§ Your instructions: Using the listing beneath this task, count the lines with the word "επιχείρηση" and write only the result.

** Begin **

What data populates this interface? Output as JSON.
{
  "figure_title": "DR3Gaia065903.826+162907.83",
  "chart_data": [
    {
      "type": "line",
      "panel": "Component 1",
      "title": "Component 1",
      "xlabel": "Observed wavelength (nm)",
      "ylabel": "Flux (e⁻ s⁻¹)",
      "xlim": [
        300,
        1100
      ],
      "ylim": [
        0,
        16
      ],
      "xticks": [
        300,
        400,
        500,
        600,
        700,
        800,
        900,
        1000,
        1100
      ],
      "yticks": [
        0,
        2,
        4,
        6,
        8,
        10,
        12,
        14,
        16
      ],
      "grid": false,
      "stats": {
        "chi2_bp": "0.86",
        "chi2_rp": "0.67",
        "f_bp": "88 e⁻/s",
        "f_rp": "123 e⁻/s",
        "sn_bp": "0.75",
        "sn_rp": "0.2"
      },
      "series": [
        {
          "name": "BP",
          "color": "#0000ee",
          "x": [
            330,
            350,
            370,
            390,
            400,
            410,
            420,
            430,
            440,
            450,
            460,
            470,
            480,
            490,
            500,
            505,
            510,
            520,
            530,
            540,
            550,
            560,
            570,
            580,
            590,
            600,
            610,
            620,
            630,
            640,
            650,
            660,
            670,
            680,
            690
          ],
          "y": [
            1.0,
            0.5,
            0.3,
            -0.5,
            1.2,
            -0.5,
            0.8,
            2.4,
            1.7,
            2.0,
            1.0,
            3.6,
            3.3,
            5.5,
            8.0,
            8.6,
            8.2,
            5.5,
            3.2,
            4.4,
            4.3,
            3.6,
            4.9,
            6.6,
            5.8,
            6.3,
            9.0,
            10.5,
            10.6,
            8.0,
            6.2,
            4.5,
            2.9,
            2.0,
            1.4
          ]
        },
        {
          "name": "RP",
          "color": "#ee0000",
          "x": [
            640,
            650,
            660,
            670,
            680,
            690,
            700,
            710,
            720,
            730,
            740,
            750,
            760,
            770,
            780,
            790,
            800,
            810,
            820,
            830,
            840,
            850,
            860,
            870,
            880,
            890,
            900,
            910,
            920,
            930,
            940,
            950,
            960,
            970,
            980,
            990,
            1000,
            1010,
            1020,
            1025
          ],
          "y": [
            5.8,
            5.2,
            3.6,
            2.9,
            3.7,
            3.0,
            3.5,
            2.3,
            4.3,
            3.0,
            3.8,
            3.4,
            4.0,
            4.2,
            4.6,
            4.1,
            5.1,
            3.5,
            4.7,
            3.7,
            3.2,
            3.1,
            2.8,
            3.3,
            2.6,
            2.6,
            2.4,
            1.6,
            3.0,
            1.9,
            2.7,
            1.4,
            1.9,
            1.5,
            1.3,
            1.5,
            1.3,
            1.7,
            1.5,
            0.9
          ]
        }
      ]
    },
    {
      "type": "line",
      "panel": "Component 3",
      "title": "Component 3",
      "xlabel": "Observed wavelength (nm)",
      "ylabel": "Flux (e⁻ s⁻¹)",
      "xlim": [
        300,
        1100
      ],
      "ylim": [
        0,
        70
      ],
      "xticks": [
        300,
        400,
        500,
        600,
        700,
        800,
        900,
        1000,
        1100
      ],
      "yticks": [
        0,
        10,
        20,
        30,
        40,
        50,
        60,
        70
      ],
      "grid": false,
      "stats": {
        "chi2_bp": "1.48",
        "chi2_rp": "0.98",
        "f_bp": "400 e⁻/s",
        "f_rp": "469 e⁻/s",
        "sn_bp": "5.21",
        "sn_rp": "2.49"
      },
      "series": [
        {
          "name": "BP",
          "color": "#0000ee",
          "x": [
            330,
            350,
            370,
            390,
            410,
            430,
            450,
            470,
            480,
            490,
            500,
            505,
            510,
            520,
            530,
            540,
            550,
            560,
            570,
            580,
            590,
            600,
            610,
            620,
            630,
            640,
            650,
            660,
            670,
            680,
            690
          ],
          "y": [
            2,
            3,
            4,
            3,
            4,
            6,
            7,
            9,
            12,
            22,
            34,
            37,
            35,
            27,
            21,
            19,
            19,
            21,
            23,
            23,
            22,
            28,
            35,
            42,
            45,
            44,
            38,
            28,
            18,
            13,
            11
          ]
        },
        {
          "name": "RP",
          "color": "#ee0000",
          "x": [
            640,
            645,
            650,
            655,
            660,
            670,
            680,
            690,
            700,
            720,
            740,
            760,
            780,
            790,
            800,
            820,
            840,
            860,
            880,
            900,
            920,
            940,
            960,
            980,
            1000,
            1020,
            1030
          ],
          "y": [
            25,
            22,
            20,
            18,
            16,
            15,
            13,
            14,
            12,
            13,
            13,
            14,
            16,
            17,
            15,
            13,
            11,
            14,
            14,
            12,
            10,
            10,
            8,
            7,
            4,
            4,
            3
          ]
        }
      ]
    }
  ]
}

** End **
** Begin **

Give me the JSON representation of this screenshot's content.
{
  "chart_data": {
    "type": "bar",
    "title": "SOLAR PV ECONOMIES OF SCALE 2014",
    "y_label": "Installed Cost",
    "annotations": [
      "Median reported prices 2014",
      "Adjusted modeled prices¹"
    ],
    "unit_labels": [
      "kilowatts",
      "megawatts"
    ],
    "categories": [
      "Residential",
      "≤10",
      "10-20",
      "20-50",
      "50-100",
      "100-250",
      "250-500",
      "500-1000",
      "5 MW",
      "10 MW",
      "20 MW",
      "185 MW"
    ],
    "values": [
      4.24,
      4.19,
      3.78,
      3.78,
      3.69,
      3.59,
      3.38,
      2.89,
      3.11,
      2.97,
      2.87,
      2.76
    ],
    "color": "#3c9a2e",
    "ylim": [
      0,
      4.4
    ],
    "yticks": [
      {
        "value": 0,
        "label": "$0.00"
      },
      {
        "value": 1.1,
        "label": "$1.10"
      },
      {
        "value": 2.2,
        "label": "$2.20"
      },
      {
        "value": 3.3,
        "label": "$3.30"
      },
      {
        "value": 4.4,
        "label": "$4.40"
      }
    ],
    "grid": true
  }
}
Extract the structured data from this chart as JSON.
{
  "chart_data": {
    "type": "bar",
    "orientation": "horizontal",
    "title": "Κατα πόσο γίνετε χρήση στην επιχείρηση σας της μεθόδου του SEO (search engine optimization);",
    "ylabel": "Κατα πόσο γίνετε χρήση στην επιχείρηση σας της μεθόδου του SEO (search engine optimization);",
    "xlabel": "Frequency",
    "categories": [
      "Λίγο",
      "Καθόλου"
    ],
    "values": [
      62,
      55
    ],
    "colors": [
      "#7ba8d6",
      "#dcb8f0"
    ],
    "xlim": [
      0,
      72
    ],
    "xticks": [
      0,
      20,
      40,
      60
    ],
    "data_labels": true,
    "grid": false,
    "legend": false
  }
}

** End **
** Begin **

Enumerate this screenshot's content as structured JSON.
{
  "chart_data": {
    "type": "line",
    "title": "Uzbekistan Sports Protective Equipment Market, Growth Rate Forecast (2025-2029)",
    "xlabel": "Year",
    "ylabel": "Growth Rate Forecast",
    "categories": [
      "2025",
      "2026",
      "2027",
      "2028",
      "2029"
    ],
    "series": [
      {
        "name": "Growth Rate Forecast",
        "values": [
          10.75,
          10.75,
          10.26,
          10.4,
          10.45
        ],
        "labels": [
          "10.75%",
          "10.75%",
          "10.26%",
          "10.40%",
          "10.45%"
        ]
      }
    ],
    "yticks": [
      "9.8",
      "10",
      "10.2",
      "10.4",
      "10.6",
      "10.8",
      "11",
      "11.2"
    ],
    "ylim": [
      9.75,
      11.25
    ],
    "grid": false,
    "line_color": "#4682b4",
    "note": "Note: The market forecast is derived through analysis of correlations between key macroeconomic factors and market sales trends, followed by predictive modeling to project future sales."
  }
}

** End **

§ Solution: 2